- _STATED TASK_
Omit all pictures and give the records below again exactly as written.

Dataset rows about figures:
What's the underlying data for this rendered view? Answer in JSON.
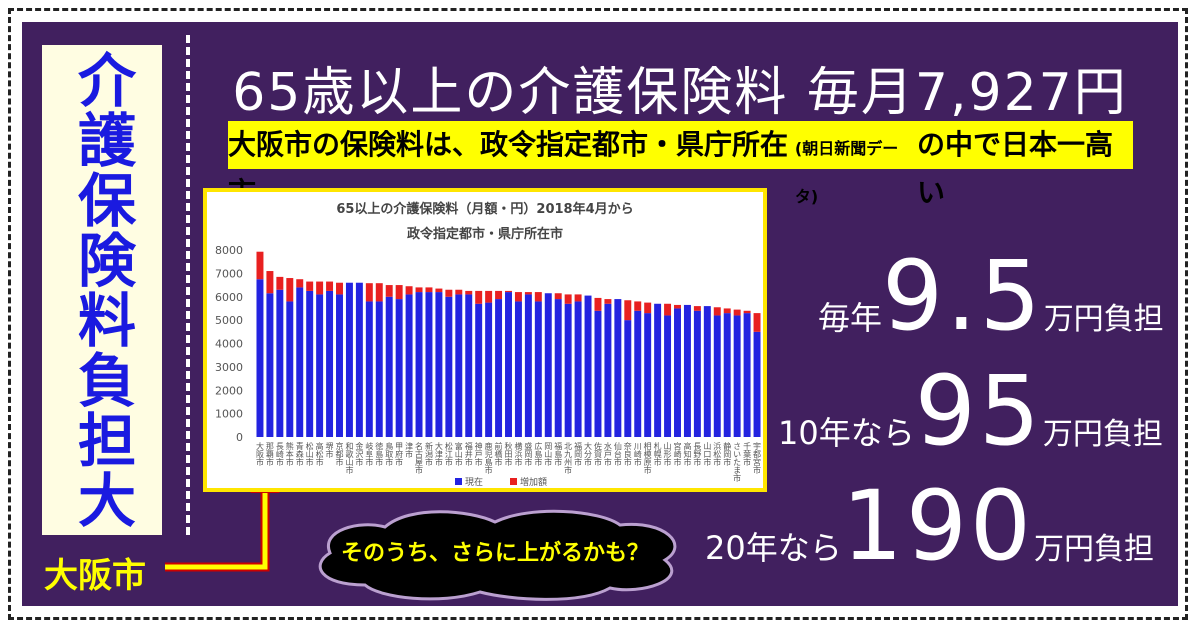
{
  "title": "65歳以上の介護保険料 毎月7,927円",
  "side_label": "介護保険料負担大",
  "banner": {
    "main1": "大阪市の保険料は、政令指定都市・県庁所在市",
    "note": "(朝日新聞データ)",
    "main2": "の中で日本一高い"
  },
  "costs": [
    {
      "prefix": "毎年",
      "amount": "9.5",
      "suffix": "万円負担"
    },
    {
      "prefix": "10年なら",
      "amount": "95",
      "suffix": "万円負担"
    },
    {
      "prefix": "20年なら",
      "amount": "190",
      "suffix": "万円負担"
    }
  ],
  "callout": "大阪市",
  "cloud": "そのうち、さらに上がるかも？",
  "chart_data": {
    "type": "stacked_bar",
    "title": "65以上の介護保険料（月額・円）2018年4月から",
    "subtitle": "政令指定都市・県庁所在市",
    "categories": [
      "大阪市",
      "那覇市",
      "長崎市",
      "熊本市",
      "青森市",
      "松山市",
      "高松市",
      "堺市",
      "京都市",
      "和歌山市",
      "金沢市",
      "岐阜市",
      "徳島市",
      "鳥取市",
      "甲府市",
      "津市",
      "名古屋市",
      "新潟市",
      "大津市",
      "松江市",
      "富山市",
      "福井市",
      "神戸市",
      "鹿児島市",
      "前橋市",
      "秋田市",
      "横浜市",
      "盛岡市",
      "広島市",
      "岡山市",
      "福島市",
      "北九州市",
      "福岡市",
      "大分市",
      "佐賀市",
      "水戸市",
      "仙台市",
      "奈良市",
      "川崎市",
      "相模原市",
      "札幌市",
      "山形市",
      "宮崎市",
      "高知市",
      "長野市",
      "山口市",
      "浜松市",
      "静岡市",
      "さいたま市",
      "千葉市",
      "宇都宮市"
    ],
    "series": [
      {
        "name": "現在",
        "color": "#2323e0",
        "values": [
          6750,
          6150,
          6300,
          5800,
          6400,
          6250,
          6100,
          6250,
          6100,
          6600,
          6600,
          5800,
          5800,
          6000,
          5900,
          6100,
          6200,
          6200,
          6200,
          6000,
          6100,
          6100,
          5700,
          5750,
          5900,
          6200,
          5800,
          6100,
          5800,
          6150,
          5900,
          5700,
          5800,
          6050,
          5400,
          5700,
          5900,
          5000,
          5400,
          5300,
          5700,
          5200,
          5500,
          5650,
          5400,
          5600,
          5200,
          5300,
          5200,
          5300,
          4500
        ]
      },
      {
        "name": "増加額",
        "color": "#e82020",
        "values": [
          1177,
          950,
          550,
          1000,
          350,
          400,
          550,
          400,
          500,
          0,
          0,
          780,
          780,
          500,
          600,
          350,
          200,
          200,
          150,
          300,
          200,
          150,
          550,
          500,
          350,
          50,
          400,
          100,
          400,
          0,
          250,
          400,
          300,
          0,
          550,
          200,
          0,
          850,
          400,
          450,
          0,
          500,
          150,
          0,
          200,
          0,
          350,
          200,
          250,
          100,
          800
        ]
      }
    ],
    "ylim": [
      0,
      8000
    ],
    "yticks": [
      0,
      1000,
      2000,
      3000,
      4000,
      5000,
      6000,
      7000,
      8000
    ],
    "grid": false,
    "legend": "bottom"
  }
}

- _FINAL RESULT_
What's the underlying data for this rendered view? Answer in JSON.
{
  "title": "65歳以上の介護保険料 毎月7,927円",
  "side_label": "介護保険料負担大",
  "banner": {
    "main1": "大阪市の保険料は、政令指定都市・県庁所在市",
    "note": "(朝日新聞データ)",
    "main2": "の中で日本一高い"
  },
  "costs": [
    {
      "prefix": "毎年",
      "amount": "9.5",
      "suffix": "万円負担"
    },
    {
      "prefix": "10年なら",
      "amount": "95",
      "suffix": "万円負担"
    },
    {
      "prefix": "20年なら",
      "amount": "190",
      "suffix": "万円負担"
    }
  ],
  "callout": "大阪市",
  "cloud": "そのうち、さらに上がるかも？",
  "chart_data": {
    "type": "stacked_bar",
    "title": "65以上の介護保険料（月額・円）2018年4月から",
    "subtitle": "政令指定都市・県庁所在市",
    "categories": [
      "大阪市",
      "那覇市",
      "長崎市",
      "熊本市",
      "青森市",
      "松山市",
      "高松市",
      "堺市",
      "京都市",
      "和歌山市",
      "金沢市",
      "岐阜市",
      "徳島市",
      "鳥取市",
      "甲府市",
      "津市",
      "名古屋市",
      "新潟市",
      "大津市",
      "松江市",
      "富山市",
      "福井市",
      "神戸市",
      "鹿児島市",
      "前橋市",
      "秋田市",
      "横浜市",
      "盛岡市",
      "広島市",
      "岡山市",
      "福島市",
      "北九州市",
      "福岡市",
      "大分市",
      "佐賀市",
      "水戸市",
      "仙台市",
      "奈良市",
      "川崎市",
      "相模原市",
      "札幌市",
      "山形市",
      "宮崎市",
      "高知市",
      "長野市",
      "山口市",
      "浜松市",
      "静岡市",
      "さいたま市",
      "千葉市",
      "宇都宮市"
    ],
    "series": [
      {
        "name": "現在",
        "color": "#2323e0",
        "values": [
          6750,
          6150,
          6300,
          5800,
          6400,
          6250,
          6100,
          6250,
          6100,
          6600,
          6600,
          5800,
          5800,
          6000,
          5900,
          6100,
          6200,
          6200,
          6200,
          6000,
          6100,
          6100,
          5700,
          5750,
          5900,
          6200,
          5800,
          6100,
          5800,
          6150,
          5900,
          5700,
          5800,
          6050,
          5400,
          5700,
          5900,
          5000,
          5400,
          5300,
          5700,
          5200,
          5500,
          5650,
          5400,
          5600,
          5200,
          5300,
          5200,
          5300,
          4500
        ]
      },
      {
        "name": "増加額",
        "color": "#e82020",
        "values": [
          1177,
          950,
          550,
          1000,
          350,
          400,
          550,
          400,
          500,
          0,
          0,
          780,
          780,
          500,
          600,
          350,
          200,
          200,
          150,
          300,
          200,
          150,
          550,
          500,
          350,
          50,
          400,
          100,
          400,
          0,
          250,
          400,
          300,
          0,
          550,
          200,
          0,
          850,
          400,
          450,
          0,
          500,
          150,
          0,
          200,
          0,
          350,
          200,
          250,
          100,
          800
        ]
      }
    ],
    "ylim": [
      0,
      8000
    ],
    "yticks": [
      0,
      1000,
      2000,
      3000,
      4000,
      5000,
      6000,
      7000,
      8000
    ],
    "grid": false,
    "legend": "bottom"
  }
}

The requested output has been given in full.